START Working data

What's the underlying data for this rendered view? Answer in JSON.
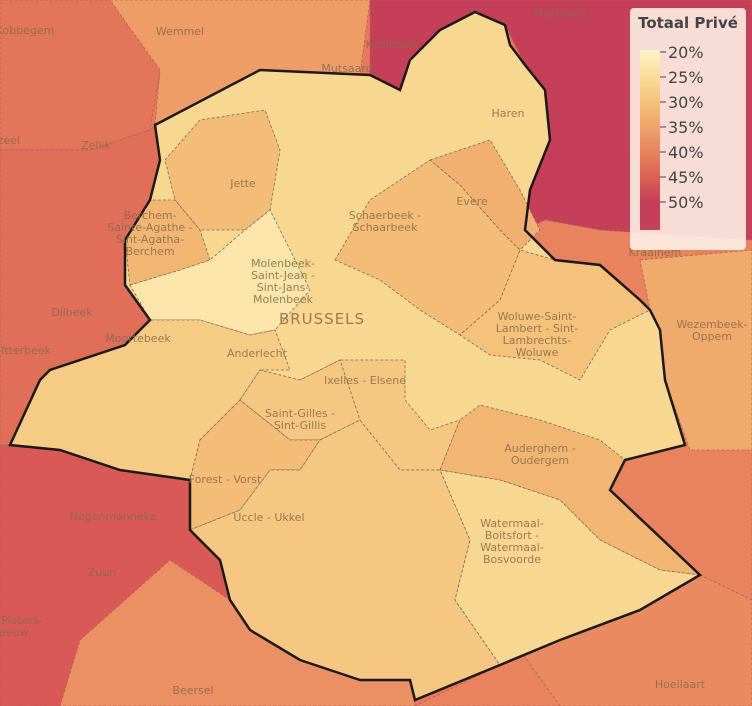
{
  "legend": {
    "title": "Totaal Privé",
    "ticks": [
      {
        "value": 20,
        "label": "20%"
      },
      {
        "value": 25,
        "label": "25%"
      },
      {
        "value": 30,
        "label": "30%"
      },
      {
        "value": 35,
        "label": "35%"
      },
      {
        "value": 40,
        "label": "40%"
      },
      {
        "value": 45,
        "label": "45%"
      },
      {
        "value": 50,
        "label": "50%"
      }
    ],
    "colors": [
      "#fdf3c8",
      "#f9dc96",
      "#f4c27a",
      "#efa469",
      "#e8835e",
      "#dc6055",
      "#c63f58"
    ]
  },
  "regions": [
    {
      "label": [
        "Kobbegem"
      ],
      "value": 42
    },
    {
      "label": [
        "Wemmel"
      ],
      "value": 36
    },
    {
      "label": [
        "Machelen"
      ],
      "value": 50
    },
    {
      "label": [
        "Dilbeek"
      ],
      "value": 43
    },
    {
      "label": [
        "Negenmanneke"
      ],
      "value": 46
    },
    {
      "label": [
        "Beersel"
      ],
      "value": 38
    },
    {
      "label": [
        "Kraainem"
      ],
      "value": 40
    },
    {
      "label": [
        "Wezembeek-",
        "Oppem"
      ],
      "value": 34
    },
    {
      "label": [
        "Hoeilaart"
      ],
      "value": 39
    },
    {
      "label": [
        "BRUSSELS"
      ],
      "value": 26
    },
    {
      "label": [
        "Jette"
      ],
      "value": 31
    },
    {
      "label": [
        "Berchem-",
        "Sainte-Agathe -",
        "Sint-Agatha-",
        "Berchem"
      ],
      "value": 32
    },
    {
      "label": [
        "Molenbeek-",
        "Saint-Jean -",
        "Sint-Jans-",
        "Molenbeek"
      ],
      "value": 23
    },
    {
      "label": [
        "Schaerbeek -",
        "Schaarbeek"
      ],
      "value": 31
    },
    {
      "label": [
        "Evere"
      ],
      "value": 33
    },
    {
      "label": [
        "Woluwe-Saint-",
        "Lambert - Sint-",
        "Lambrechts-",
        "Woluwe"
      ],
      "value": 30
    },
    {
      "label": [
        "Anderlecht"
      ],
      "value": 28
    },
    {
      "label": [
        "Ixelles - Elsene"
      ],
      "value": 29
    },
    {
      "label": [
        "Saint-Gilles -",
        "Sint-Gillis"
      ],
      "value": 29
    },
    {
      "label": [
        "Forest - Vorst"
      ],
      "value": 31
    },
    {
      "label": [
        "Uccle - Ukkel"
      ],
      "value": 29
    },
    {
      "label": [
        "Auderghem -",
        "Oudergem"
      ],
      "value": 32
    },
    {
      "label": [
        "Watermaal-",
        "Boitsfort -",
        "Watermaal-",
        "Bosvoorde"
      ],
      "value": 26
    }
  ],
  "places": [
    "Koningslo",
    "Mutsaard",
    "Haren",
    "Zellik",
    "zeel",
    "Itterbeek",
    "Moortebeek",
    "Zuun",
    "Pieters-",
    "eeuw"
  ]
}
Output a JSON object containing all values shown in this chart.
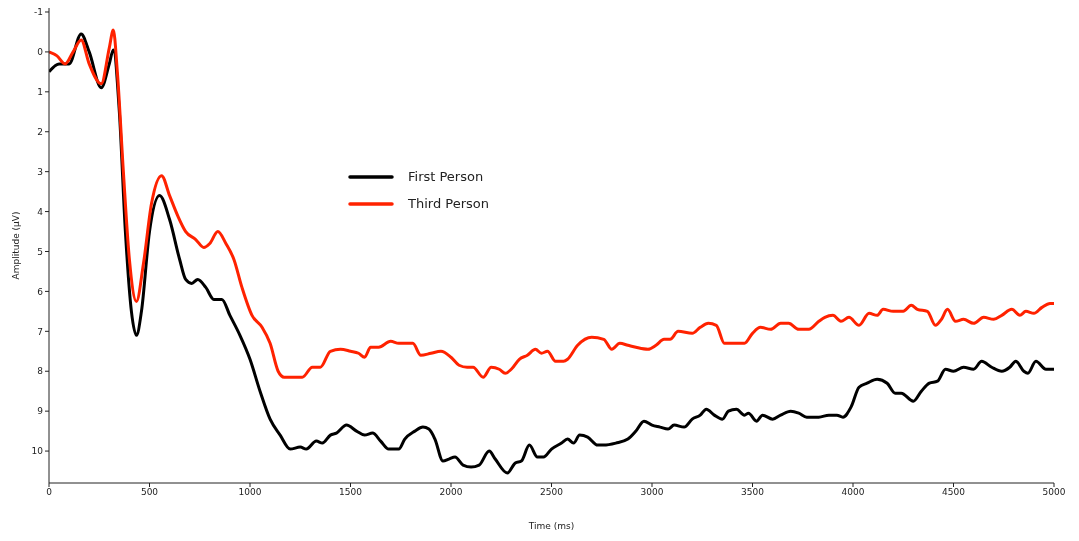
{
  "chart_data": {
    "type": "line",
    "xlabel": "Time (ms)",
    "ylabel": "Amplitude (µV)",
    "xlim": [
      0,
      5000
    ],
    "xticks": [
      0,
      500,
      1000,
      1500,
      2000,
      2500,
      3000,
      3500,
      4000,
      4500,
      5000
    ],
    "ylim": [
      10.8,
      -1.1
    ],
    "yticks": [
      -1,
      0,
      1,
      2,
      3,
      4,
      5,
      6,
      7,
      8,
      9,
      10
    ],
    "grid": false,
    "legend": "top",
    "marker": "none",
    "line_style": "solid",
    "series": [
      {
        "name": "First Person",
        "color": "#000000",
        "x": [
          0,
          50,
          100,
          160,
          200,
          260,
          300,
          320,
          350,
          380,
          410,
          435,
          460,
          500,
          550,
          600,
          650,
          680,
          710,
          740,
          780,
          820,
          860,
          900,
          950,
          1000,
          1050,
          1100,
          1150,
          1200,
          1250,
          1280,
          1330,
          1360,
          1400,
          1430,
          1480,
          1530,
          1570,
          1610,
          1650,
          1690,
          1740,
          1770,
          1820,
          1860,
          1890,
          1920,
          1960,
          1990,
          2020,
          2060,
          2100,
          2140,
          2190,
          2220,
          2280,
          2320,
          2350,
          2390,
          2430,
          2460,
          2500,
          2550,
          2580,
          2610,
          2640,
          2680,
          2730,
          2760,
          2820,
          2880,
          2920,
          2960,
          3000,
          3040,
          3080,
          3110,
          3160,
          3200,
          3240,
          3270,
          3310,
          3350,
          3380,
          3420,
          3460,
          3480,
          3520,
          3550,
          3600,
          3640,
          3690,
          3730,
          3770,
          3830,
          3880,
          3920,
          3950,
          3990,
          4030,
          4070,
          4120,
          4170,
          4210,
          4240,
          4300,
          4340,
          4380,
          4420,
          4460,
          4500,
          4550,
          4600,
          4640,
          4690,
          4740,
          4780,
          4810,
          4850,
          4870,
          4910,
          4960,
          5000
        ],
        "values": [
          0.5,
          0.3,
          0.3,
          -0.45,
          0.0,
          0.9,
          0.3,
          -0.05,
          1.5,
          4.5,
          6.5,
          7.1,
          6.5,
          4.5,
          3.6,
          4.2,
          5.2,
          5.7,
          5.8,
          5.7,
          5.9,
          6.2,
          6.2,
          6.6,
          7.1,
          7.7,
          8.5,
          9.2,
          9.6,
          9.95,
          9.9,
          9.95,
          9.75,
          9.8,
          9.6,
          9.55,
          9.35,
          9.5,
          9.6,
          9.55,
          9.75,
          9.95,
          9.95,
          9.7,
          9.5,
          9.4,
          9.45,
          9.7,
          10.25,
          10.2,
          10.15,
          10.35,
          10.4,
          10.35,
          10.0,
          10.2,
          10.55,
          10.3,
          10.25,
          9.85,
          10.15,
          10.15,
          9.95,
          9.8,
          9.7,
          9.8,
          9.6,
          9.65,
          9.85,
          9.85,
          9.8,
          9.7,
          9.5,
          9.25,
          9.35,
          9.4,
          9.45,
          9.35,
          9.4,
          9.2,
          9.1,
          8.95,
          9.1,
          9.2,
          9.0,
          8.95,
          9.1,
          9.05,
          9.25,
          9.1,
          9.2,
          9.1,
          9.0,
          9.05,
          9.15,
          9.15,
          9.1,
          9.1,
          9.15,
          8.9,
          8.4,
          8.3,
          8.2,
          8.3,
          8.55,
          8.55,
          8.75,
          8.5,
          8.3,
          8.25,
          7.95,
          8.0,
          7.9,
          7.95,
          7.75,
          7.9,
          8.0,
          7.9,
          7.75,
          8.0,
          8.05,
          7.75,
          7.95,
          7.95
        ]
      },
      {
        "name": "Third Person",
        "color": "#ff2200",
        "x": [
          0,
          40,
          80,
          120,
          160,
          200,
          260,
          300,
          320,
          340,
          370,
          400,
          435,
          470,
          510,
          560,
          600,
          640,
          680,
          730,
          770,
          800,
          840,
          880,
          920,
          960,
          1010,
          1060,
          1100,
          1140,
          1170,
          1220,
          1260,
          1310,
          1350,
          1400,
          1450,
          1500,
          1540,
          1570,
          1600,
          1640,
          1700,
          1740,
          1780,
          1810,
          1850,
          1900,
          1950,
          2000,
          2040,
          2080,
          2110,
          2160,
          2200,
          2240,
          2270,
          2300,
          2340,
          2380,
          2420,
          2450,
          2480,
          2520,
          2560,
          2580,
          2630,
          2700,
          2760,
          2800,
          2840,
          2880,
          2920,
          2980,
          3020,
          3060,
          3090,
          3130,
          3200,
          3240,
          3280,
          3320,
          3360,
          3420,
          3460,
          3500,
          3540,
          3590,
          3640,
          3680,
          3730,
          3780,
          3830,
          3860,
          3900,
          3940,
          3980,
          4030,
          4080,
          4120,
          4150,
          4200,
          4250,
          4290,
          4320,
          4370,
          4410,
          4440,
          4470,
          4510,
          4550,
          4600,
          4650,
          4700,
          4740,
          4790,
          4830,
          4860,
          4900,
          4940,
          4980,
          5000
        ],
        "values": [
          0.0,
          0.1,
          0.3,
          0.0,
          -0.3,
          0.3,
          0.8,
          -0.1,
          -0.55,
          0.5,
          3,
          5.2,
          6.25,
          5.3,
          3.8,
          3.1,
          3.6,
          4.1,
          4.5,
          4.7,
          4.9,
          4.8,
          4.5,
          4.8,
          5.2,
          5.9,
          6.6,
          6.9,
          7.3,
          8.0,
          8.15,
          8.15,
          8.15,
          7.9,
          7.9,
          7.5,
          7.45,
          7.5,
          7.55,
          7.65,
          7.4,
          7.4,
          7.25,
          7.3,
          7.3,
          7.3,
          7.6,
          7.55,
          7.5,
          7.65,
          7.85,
          7.9,
          7.9,
          8.15,
          7.9,
          7.95,
          8.05,
          7.95,
          7.7,
          7.6,
          7.45,
          7.55,
          7.5,
          7.75,
          7.75,
          7.7,
          7.35,
          7.15,
          7.2,
          7.45,
          7.3,
          7.35,
          7.4,
          7.45,
          7.35,
          7.2,
          7.2,
          7.0,
          7.05,
          6.9,
          6.8,
          6.85,
          7.3,
          7.3,
          7.3,
          7.05,
          6.9,
          6.95,
          6.8,
          6.8,
          6.95,
          6.95,
          6.75,
          6.65,
          6.6,
          6.75,
          6.65,
          6.85,
          6.55,
          6.6,
          6.45,
          6.5,
          6.5,
          6.35,
          6.45,
          6.5,
          6.85,
          6.7,
          6.45,
          6.75,
          6.7,
          6.8,
          6.65,
          6.7,
          6.6,
          6.45,
          6.6,
          6.5,
          6.55,
          6.4,
          6.3,
          6.3
        ]
      }
    ]
  }
}
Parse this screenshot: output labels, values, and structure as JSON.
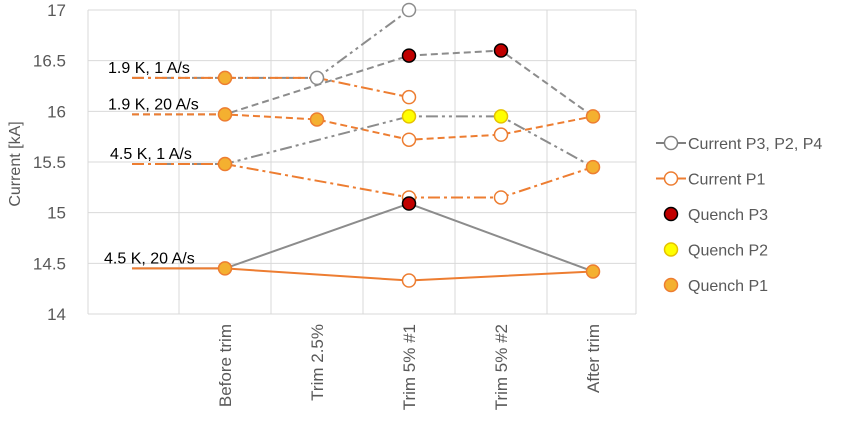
{
  "chart_data": {
    "type": "line",
    "ylabel": "Current [kA]",
    "ylim": [
      14,
      17
    ],
    "yticks": [
      14,
      14.5,
      15,
      15.5,
      16,
      16.5,
      17
    ],
    "ytick_labels": [
      "14",
      "14.5",
      "15",
      "15.5",
      "16",
      "16.5",
      "17"
    ],
    "categories": [
      "Before trim",
      "Trim 2.5%",
      "Trim 5% #1",
      "Trim 5% #2",
      "After trim"
    ],
    "grid": true,
    "legend_position": "right",
    "legend": [
      {
        "label": "Current P3, P2, P4",
        "marker": "open",
        "color": "#808080"
      },
      {
        "label": "Current P1",
        "marker": "open",
        "color": "#ed7d31"
      },
      {
        "label": "Quench P3",
        "marker": "filled",
        "color": "#c00000"
      },
      {
        "label": "Quench P2",
        "marker": "filled",
        "color": "#ffff00"
      },
      {
        "label": "Quench P1",
        "marker": "filled",
        "color": "#f4b030"
      }
    ],
    "series": [
      {
        "group": "1.9 K, 1 A/s",
        "kind": "p3p2p4",
        "values": [
          16.33,
          16.33,
          17.0,
          null,
          null
        ],
        "markers": [
          "none",
          "open",
          "open",
          "none",
          "none"
        ],
        "dash": "dashdotdot"
      },
      {
        "group": "1.9 K, 1 A/s",
        "kind": "p1",
        "values": [
          16.33,
          16.33,
          16.14,
          null,
          null
        ],
        "markers": [
          "quench_p1",
          "none",
          "open",
          "none",
          "none"
        ],
        "dash": "dashdot"
      },
      {
        "group": "1.9 K, 20 A/s",
        "kind": "p3p2p4",
        "values": [
          15.97,
          null,
          16.55,
          16.6,
          15.95
        ],
        "markers": [
          "none",
          "none",
          "quench_p3",
          "quench_p3",
          "none"
        ],
        "dash": "dash"
      },
      {
        "group": "1.9 K, 20 A/s",
        "kind": "p1",
        "values": [
          15.97,
          15.92,
          15.72,
          15.77,
          15.95
        ],
        "markers": [
          "quench_p1",
          "quench_p1",
          "open",
          "open",
          "quench_p1"
        ],
        "dash": "dash"
      },
      {
        "group": "4.5 K, 1 A/s",
        "kind": "p3p2p4",
        "values": [
          15.48,
          null,
          15.95,
          15.95,
          15.45
        ],
        "markers": [
          "none",
          "none",
          "quench_p2",
          "quench_p2",
          "none"
        ],
        "dash": "dashdotdot"
      },
      {
        "group": "4.5 K, 1 A/s",
        "kind": "p1",
        "values": [
          15.48,
          null,
          15.15,
          15.15,
          15.45
        ],
        "markers": [
          "quench_p1",
          "none",
          "open",
          "open",
          "quench_p1"
        ],
        "dash": "dashdot"
      },
      {
        "group": "4.5 K, 20 A/s",
        "kind": "p3p2p4",
        "values": [
          14.45,
          null,
          15.09,
          null,
          14.42
        ],
        "markers": [
          "none",
          "none",
          "quench_p3",
          "none",
          "none"
        ],
        "dash": "solid"
      },
      {
        "group": "4.5 K, 20 A/s",
        "kind": "p1",
        "values": [
          14.45,
          null,
          14.33,
          null,
          14.42
        ],
        "markers": [
          "quench_p1",
          "none",
          "open",
          "none",
          "quench_p1"
        ],
        "dash": "solid"
      }
    ],
    "annotations": [
      {
        "text": "1.9 K, 1 A/s",
        "y": 16.33
      },
      {
        "text": "1.9 K, 20 A/s",
        "y": 15.97
      },
      {
        "text": "4.5 K, 1 A/s",
        "y": 15.48
      },
      {
        "text": "4.5 K, 20 A/s",
        "y": 14.45
      }
    ]
  },
  "colors": {
    "gray_line": "#8c8c8c",
    "orange_line": "#ed7d31",
    "quench_p3": "#c00000",
    "quench_p2": "#ffff00",
    "quench_p1": "#f4b030",
    "grid": "#d9d9d9"
  }
}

END Working data

**What you will do**
Copy down every line of the material above that includes the string "this".

**Output of the exercise**
What's the underlying data for this rendered view? Answer in JSON.
Output a JSON object containing all values shown in this chart.
Parse this screenshot: output labels, values, and structure as JSON.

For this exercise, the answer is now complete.